AIM OF THE EXERCISE
Return the full listing exactly as it is written.

DATA FOR THIS TASK
==*==
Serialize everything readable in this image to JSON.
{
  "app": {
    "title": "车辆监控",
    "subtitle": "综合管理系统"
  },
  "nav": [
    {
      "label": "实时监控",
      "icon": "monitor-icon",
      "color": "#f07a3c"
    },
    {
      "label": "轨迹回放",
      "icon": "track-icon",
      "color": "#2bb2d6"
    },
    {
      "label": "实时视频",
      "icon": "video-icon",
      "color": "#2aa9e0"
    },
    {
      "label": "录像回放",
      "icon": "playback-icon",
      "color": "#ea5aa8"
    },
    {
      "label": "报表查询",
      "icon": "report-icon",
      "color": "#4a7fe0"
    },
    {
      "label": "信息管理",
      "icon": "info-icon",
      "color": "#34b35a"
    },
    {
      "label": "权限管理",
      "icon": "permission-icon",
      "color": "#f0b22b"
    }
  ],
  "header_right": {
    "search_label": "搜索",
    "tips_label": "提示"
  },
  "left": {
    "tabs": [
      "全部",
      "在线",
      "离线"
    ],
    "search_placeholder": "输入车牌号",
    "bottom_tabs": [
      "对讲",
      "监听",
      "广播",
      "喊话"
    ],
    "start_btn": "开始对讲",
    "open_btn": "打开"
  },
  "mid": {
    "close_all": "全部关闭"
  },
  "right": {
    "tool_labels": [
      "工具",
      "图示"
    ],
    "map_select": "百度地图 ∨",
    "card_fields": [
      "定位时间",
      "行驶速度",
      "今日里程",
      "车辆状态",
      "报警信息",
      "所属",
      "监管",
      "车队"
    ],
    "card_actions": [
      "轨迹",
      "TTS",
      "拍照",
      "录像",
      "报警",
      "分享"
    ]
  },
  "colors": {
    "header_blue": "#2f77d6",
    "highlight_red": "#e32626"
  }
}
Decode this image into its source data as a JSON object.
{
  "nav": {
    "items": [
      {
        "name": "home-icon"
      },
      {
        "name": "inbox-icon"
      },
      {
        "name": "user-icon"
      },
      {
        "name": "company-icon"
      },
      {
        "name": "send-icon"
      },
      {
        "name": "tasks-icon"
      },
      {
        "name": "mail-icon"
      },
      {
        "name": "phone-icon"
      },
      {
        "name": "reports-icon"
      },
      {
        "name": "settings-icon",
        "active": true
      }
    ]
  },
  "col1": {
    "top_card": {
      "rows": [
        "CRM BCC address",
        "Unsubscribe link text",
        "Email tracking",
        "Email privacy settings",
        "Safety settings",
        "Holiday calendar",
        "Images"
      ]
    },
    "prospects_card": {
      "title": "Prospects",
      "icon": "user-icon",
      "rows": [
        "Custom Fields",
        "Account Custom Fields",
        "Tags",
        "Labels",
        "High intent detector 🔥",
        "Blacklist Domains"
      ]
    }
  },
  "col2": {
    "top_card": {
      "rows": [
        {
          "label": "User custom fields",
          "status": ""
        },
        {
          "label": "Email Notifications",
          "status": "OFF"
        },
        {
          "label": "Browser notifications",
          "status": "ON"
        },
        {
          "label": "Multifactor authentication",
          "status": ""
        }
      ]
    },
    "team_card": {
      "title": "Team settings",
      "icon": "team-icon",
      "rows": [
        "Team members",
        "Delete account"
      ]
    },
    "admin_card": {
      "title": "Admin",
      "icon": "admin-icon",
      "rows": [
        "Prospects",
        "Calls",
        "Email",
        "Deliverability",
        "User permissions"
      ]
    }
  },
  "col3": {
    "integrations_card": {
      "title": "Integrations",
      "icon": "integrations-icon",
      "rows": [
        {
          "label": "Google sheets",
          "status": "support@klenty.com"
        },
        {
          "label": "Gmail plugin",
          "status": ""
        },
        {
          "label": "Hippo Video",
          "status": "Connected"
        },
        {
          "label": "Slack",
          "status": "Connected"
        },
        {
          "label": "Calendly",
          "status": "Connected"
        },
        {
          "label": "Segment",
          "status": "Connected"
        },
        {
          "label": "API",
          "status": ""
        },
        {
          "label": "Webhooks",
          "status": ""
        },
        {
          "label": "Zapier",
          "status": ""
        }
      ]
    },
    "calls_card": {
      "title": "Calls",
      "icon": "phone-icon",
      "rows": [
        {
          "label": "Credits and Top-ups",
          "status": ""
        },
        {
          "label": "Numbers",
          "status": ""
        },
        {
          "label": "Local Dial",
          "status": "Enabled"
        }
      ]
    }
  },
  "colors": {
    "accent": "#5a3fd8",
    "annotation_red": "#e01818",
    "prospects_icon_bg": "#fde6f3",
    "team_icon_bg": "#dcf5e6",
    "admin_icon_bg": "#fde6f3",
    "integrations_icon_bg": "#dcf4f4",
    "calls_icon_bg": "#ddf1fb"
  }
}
==*==
RESPONSE
Serialize everything readable in this image to JSON.
{
  "app": {
    "title": "车辆监控",
    "subtitle": "综合管理系统"
  },
  "nav": [
    {
      "label": "实时监控",
      "icon": "monitor-icon",
      "color": "#f07a3c"
    },
    {
      "label": "轨迹回放",
      "icon": "track-icon",
      "color": "#2bb2d6"
    },
    {
      "label": "实时视频",
      "icon": "video-icon",
      "color": "#2aa9e0"
    },
    {
      "label": "录像回放",
      "icon": "playback-icon",
      "color": "#ea5aa8"
    },
    {
      "label": "报表查询",
      "icon": "report-icon",
      "color": "#4a7fe0"
    },
    {
      "label": "信息管理",
      "icon": "info-icon",
      "color": "#34b35a"
    },
    {
      "label": "权限管理",
      "icon": "permission-icon",
      "color": "#f0b22b"
    }
  ],
  "header_right": {
    "search_label": "搜索",
    "tips_label": "提示"
  },
  "left": {
    "tabs": [
      "全部",
      "在线",
      "离线"
    ],
    "search_placeholder": "输入车牌号",
    "bottom_tabs": [
      "对讲",
      "监听",
      "广播",
      "喊话"
    ],
    "start_btn": "开始对讲",
    "open_btn": "打开"
  },
  "mid": {
    "close_all": "全部关闭"
  },
  "right": {
    "tool_labels": [
      "工具",
      "图示"
    ],
    "map_select": "百度地图 ∨",
    "card_fields": [
      "定位时间",
      "行驶速度",
      "今日里程",
      "车辆状态",
      "报警信息",
      "所属",
      "监管",
      "车队"
    ],
    "card_actions": [
      "轨迹",
      "TTS",
      "拍照",
      "录像",
      "报警",
      "分享"
    ]
  },
  "colors": {
    "header_blue": "#2f77d6",
    "highlight_red": "#e32626"
  }
}
Decode this image into its source data as a JSON object.
{
  "nav": {
    "items": [
      {
        "name": "home-icon"
      },
      {
        "name": "inbox-icon"
      },
      {
        "name": "user-icon"
      },
      {
        "name": "company-icon"
      },
      {
        "name": "send-icon"
      },
      {
        "name": "tasks-icon"
      },
      {
        "name": "mail-icon"
      },
      {
        "name": "phone-icon"
      },
      {
        "name": "reports-icon"
      },
      {
        "name": "settings-icon",
        "active": true
      }
    ]
  },
  "col1": {
    "top_card": {
      "rows": [
        "CRM BCC address",
        "Unsubscribe link text",
        "Email tracking",
        "Email privacy settings",
        "Safety settings",
        "Holiday calendar",
        "Images"
      ]
    },
    "prospects_card": {
      "title": "Prospects",
      "icon": "user-icon",
      "rows": [
        "Custom Fields",
        "Account Custom Fields",
        "Tags",
        "Labels",
        "High intent detector 🔥",
        "Blacklist Domains"
      ]
    }
  },
  "col2": {
    "top_card": {
      "rows": [
        {
          "label": "User custom fields",
          "status": ""
        },
        {
          "label": "Email Notifications",
          "status": "OFF"
        },
        {
          "label": "Browser notifications",
          "status": "ON"
        },
        {
          "label": "Multifactor authentication",
          "status": ""
        }
      ]
    },
    "team_card": {
      "title": "Team settings",
      "icon": "team-icon",
      "rows": [
        "Team members",
        "Delete account"
      ]
    },
    "admin_card": {
      "title": "Admin",
      "icon": "admin-icon",
      "rows": [
        "Prospects",
        "Calls",
        "Email",
        "Deliverability",
        "User permissions"
      ]
    }
  },
  "col3": {
    "integrations_card": {
      "title": "Integrations",
      "icon": "integrations-icon",
      "rows": [
        {
          "label": "Google sheets",
          "status": "support@klenty.com"
        },
        {
          "label": "Gmail plugin",
          "status": ""
        },
        {
          "label": "Hippo Video",
          "status": "Connected"
        },
        {
          "label": "Slack",
          "status": "Connected"
        },
        {
          "label": "Calendly",
          "status": "Connected"
        },
        {
          "label": "Segment",
          "status": "Connected"
        },
        {
          "label": "API",
          "status": ""
        },
        {
          "label": "Webhooks",
          "status": ""
        },
        {
          "label": "Zapier",
          "status": ""
        }
      ]
    },
    "calls_card": {
      "title": "Calls",
      "icon": "phone-icon",
      "rows": [
        {
          "label": "Credits and Top-ups",
          "status": ""
        },
        {
          "label": "Numbers",
          "status": ""
        },
        {
          "label": "Local Dial",
          "status": "Enabled"
        }
      ]
    }
  },
  "colors": {
    "accent": "#5a3fd8",
    "annotation_red": "#e01818",
    "prospects_icon_bg": "#fde6f3",
    "team_icon_bg": "#dcf5e6",
    "admin_icon_bg": "#fde6f3",
    "integrations_icon_bg": "#dcf4f4",
    "calls_icon_bg": "#ddf1fb"
  }
}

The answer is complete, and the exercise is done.